■ **Exercise aim**:
Reproduce all of the records exactly.

_ _ _ _ _ _ _

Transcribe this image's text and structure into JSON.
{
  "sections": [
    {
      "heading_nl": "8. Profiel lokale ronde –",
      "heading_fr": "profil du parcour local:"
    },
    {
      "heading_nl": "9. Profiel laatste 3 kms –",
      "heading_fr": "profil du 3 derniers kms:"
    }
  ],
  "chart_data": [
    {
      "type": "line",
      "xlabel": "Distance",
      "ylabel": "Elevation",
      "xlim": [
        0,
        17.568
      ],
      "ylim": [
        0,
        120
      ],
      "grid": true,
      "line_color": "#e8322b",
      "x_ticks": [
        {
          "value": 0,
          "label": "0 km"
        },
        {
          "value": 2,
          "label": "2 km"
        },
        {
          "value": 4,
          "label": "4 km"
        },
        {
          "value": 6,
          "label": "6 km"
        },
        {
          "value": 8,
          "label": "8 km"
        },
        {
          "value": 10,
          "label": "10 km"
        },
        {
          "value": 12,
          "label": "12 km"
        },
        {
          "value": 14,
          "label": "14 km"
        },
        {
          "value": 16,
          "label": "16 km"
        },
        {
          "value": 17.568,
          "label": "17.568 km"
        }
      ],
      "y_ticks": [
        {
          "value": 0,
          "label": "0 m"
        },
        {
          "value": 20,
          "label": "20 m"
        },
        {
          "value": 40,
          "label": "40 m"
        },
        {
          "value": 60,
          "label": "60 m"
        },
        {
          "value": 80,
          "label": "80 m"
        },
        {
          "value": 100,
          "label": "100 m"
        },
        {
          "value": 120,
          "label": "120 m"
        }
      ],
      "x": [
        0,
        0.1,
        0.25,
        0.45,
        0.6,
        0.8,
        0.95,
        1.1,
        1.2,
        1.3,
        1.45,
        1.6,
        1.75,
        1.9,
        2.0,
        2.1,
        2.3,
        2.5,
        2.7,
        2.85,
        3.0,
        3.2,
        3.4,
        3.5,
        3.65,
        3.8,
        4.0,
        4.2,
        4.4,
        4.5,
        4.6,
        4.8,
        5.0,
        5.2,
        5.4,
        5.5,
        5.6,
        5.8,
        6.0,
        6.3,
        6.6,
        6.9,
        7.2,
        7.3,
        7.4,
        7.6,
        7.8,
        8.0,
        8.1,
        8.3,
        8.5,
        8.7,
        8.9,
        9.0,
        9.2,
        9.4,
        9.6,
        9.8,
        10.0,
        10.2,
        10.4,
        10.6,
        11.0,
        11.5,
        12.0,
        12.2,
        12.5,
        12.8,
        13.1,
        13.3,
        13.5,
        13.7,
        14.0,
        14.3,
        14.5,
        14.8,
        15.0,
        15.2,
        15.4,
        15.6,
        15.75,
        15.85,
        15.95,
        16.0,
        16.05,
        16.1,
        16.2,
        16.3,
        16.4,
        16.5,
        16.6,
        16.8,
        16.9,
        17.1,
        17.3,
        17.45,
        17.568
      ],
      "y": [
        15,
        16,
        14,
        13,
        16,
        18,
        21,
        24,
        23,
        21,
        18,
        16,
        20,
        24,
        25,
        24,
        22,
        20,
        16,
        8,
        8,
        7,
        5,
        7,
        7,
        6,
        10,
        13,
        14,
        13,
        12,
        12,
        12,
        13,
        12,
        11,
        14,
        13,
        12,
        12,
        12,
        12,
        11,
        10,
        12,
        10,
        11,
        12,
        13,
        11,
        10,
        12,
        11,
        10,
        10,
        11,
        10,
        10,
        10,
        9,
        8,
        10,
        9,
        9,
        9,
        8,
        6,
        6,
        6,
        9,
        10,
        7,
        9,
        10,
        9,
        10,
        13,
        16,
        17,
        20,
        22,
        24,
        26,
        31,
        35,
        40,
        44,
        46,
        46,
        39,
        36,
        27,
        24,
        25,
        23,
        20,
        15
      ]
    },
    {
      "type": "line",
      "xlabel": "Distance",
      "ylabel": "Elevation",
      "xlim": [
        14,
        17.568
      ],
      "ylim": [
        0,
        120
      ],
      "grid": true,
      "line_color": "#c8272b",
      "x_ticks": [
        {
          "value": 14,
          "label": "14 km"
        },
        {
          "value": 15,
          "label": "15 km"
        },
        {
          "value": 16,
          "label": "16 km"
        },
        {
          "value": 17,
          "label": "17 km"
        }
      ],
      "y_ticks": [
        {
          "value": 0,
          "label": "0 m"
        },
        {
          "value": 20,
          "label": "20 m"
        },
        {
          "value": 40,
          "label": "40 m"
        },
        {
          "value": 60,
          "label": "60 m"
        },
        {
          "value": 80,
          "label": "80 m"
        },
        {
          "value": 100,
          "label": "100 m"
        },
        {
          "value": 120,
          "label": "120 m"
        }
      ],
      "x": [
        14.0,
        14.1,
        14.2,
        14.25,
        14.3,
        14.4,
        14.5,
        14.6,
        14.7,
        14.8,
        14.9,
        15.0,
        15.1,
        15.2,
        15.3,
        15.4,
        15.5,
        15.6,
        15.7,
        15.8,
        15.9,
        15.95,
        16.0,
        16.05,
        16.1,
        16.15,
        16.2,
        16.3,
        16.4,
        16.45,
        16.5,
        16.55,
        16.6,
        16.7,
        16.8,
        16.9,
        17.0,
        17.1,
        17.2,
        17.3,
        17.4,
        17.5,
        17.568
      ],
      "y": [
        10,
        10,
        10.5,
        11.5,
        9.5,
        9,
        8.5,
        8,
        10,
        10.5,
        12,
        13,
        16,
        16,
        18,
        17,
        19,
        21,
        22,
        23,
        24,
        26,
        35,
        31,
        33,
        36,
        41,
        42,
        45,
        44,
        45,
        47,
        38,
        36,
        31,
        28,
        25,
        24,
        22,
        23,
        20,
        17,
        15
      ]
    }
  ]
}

_ _ _ _ _ _ _

■ **Answer to this exercise**:
Transcribe this image's text and structure into JSON.
{
  "sections": [
    {
      "heading_nl": "8. Profiel lokale ronde –",
      "heading_fr": "profil du parcour local:"
    },
    {
      "heading_nl": "9. Profiel laatste 3 kms –",
      "heading_fr": "profil du 3 derniers kms:"
    }
  ],
  "chart_data": [
    {
      "type": "line",
      "xlabel": "Distance",
      "ylabel": "Elevation",
      "xlim": [
        0,
        17.568
      ],
      "ylim": [
        0,
        120
      ],
      "grid": true,
      "line_color": "#e8322b",
      "x_ticks": [
        {
          "value": 0,
          "label": "0 km"
        },
        {
          "value": 2,
          "label": "2 km"
        },
        {
          "value": 4,
          "label": "4 km"
        },
        {
          "value": 6,
          "label": "6 km"
        },
        {
          "value": 8,
          "label": "8 km"
        },
        {
          "value": 10,
          "label": "10 km"
        },
        {
          "value": 12,
          "label": "12 km"
        },
        {
          "value": 14,
          "label": "14 km"
        },
        {
          "value": 16,
          "label": "16 km"
        },
        {
          "value": 17.568,
          "label": "17.568 km"
        }
      ],
      "y_ticks": [
        {
          "value": 0,
          "label": "0 m"
        },
        {
          "value": 20,
          "label": "20 m"
        },
        {
          "value": 40,
          "label": "40 m"
        },
        {
          "value": 60,
          "label": "60 m"
        },
        {
          "value": 80,
          "label": "80 m"
        },
        {
          "value": 100,
          "label": "100 m"
        },
        {
          "value": 120,
          "label": "120 m"
        }
      ],
      "x": [
        0,
        0.1,
        0.25,
        0.45,
        0.6,
        0.8,
        0.95,
        1.1,
        1.2,
        1.3,
        1.45,
        1.6,
        1.75,
        1.9,
        2.0,
        2.1,
        2.3,
        2.5,
        2.7,
        2.85,
        3.0,
        3.2,
        3.4,
        3.5,
        3.65,
        3.8,
        4.0,
        4.2,
        4.4,
        4.5,
        4.6,
        4.8,
        5.0,
        5.2,
        5.4,
        5.5,
        5.6,
        5.8,
        6.0,
        6.3,
        6.6,
        6.9,
        7.2,
        7.3,
        7.4,
        7.6,
        7.8,
        8.0,
        8.1,
        8.3,
        8.5,
        8.7,
        8.9,
        9.0,
        9.2,
        9.4,
        9.6,
        9.8,
        10.0,
        10.2,
        10.4,
        10.6,
        11.0,
        11.5,
        12.0,
        12.2,
        12.5,
        12.8,
        13.1,
        13.3,
        13.5,
        13.7,
        14.0,
        14.3,
        14.5,
        14.8,
        15.0,
        15.2,
        15.4,
        15.6,
        15.75,
        15.85,
        15.95,
        16.0,
        16.05,
        16.1,
        16.2,
        16.3,
        16.4,
        16.5,
        16.6,
        16.8,
        16.9,
        17.1,
        17.3,
        17.45,
        17.568
      ],
      "y": [
        15,
        16,
        14,
        13,
        16,
        18,
        21,
        24,
        23,
        21,
        18,
        16,
        20,
        24,
        25,
        24,
        22,
        20,
        16,
        8,
        8,
        7,
        5,
        7,
        7,
        6,
        10,
        13,
        14,
        13,
        12,
        12,
        12,
        13,
        12,
        11,
        14,
        13,
        12,
        12,
        12,
        12,
        11,
        10,
        12,
        10,
        11,
        12,
        13,
        11,
        10,
        12,
        11,
        10,
        10,
        11,
        10,
        10,
        10,
        9,
        8,
        10,
        9,
        9,
        9,
        8,
        6,
        6,
        6,
        9,
        10,
        7,
        9,
        10,
        9,
        10,
        13,
        16,
        17,
        20,
        22,
        24,
        26,
        31,
        35,
        40,
        44,
        46,
        46,
        39,
        36,
        27,
        24,
        25,
        23,
        20,
        15
      ]
    },
    {
      "type": "line",
      "xlabel": "Distance",
      "ylabel": "Elevation",
      "xlim": [
        14,
        17.568
      ],
      "ylim": [
        0,
        120
      ],
      "grid": true,
      "line_color": "#c8272b",
      "x_ticks": [
        {
          "value": 14,
          "label": "14 km"
        },
        {
          "value": 15,
          "label": "15 km"
        },
        {
          "value": 16,
          "label": "16 km"
        },
        {
          "value": 17,
          "label": "17 km"
        }
      ],
      "y_ticks": [
        {
          "value": 0,
          "label": "0 m"
        },
        {
          "value": 20,
          "label": "20 m"
        },
        {
          "value": 40,
          "label": "40 m"
        },
        {
          "value": 60,
          "label": "60 m"
        },
        {
          "value": 80,
          "label": "80 m"
        },
        {
          "value": 100,
          "label": "100 m"
        },
        {
          "value": 120,
          "label": "120 m"
        }
      ],
      "x": [
        14.0,
        14.1,
        14.2,
        14.25,
        14.3,
        14.4,
        14.5,
        14.6,
        14.7,
        14.8,
        14.9,
        15.0,
        15.1,
        15.2,
        15.3,
        15.4,
        15.5,
        15.6,
        15.7,
        15.8,
        15.9,
        15.95,
        16.0,
        16.05,
        16.1,
        16.15,
        16.2,
        16.3,
        16.4,
        16.45,
        16.5,
        16.55,
        16.6,
        16.7,
        16.8,
        16.9,
        17.0,
        17.1,
        17.2,
        17.3,
        17.4,
        17.5,
        17.568
      ],
      "y": [
        10,
        10,
        10.5,
        11.5,
        9.5,
        9,
        8.5,
        8,
        10,
        10.5,
        12,
        13,
        16,
        16,
        18,
        17,
        19,
        21,
        22,
        23,
        24,
        26,
        35,
        31,
        33,
        36,
        41,
        42,
        45,
        44,
        45,
        47,
        38,
        36,
        31,
        28,
        25,
        24,
        22,
        23,
        20,
        17,
        15
      ]
    }
  ]
}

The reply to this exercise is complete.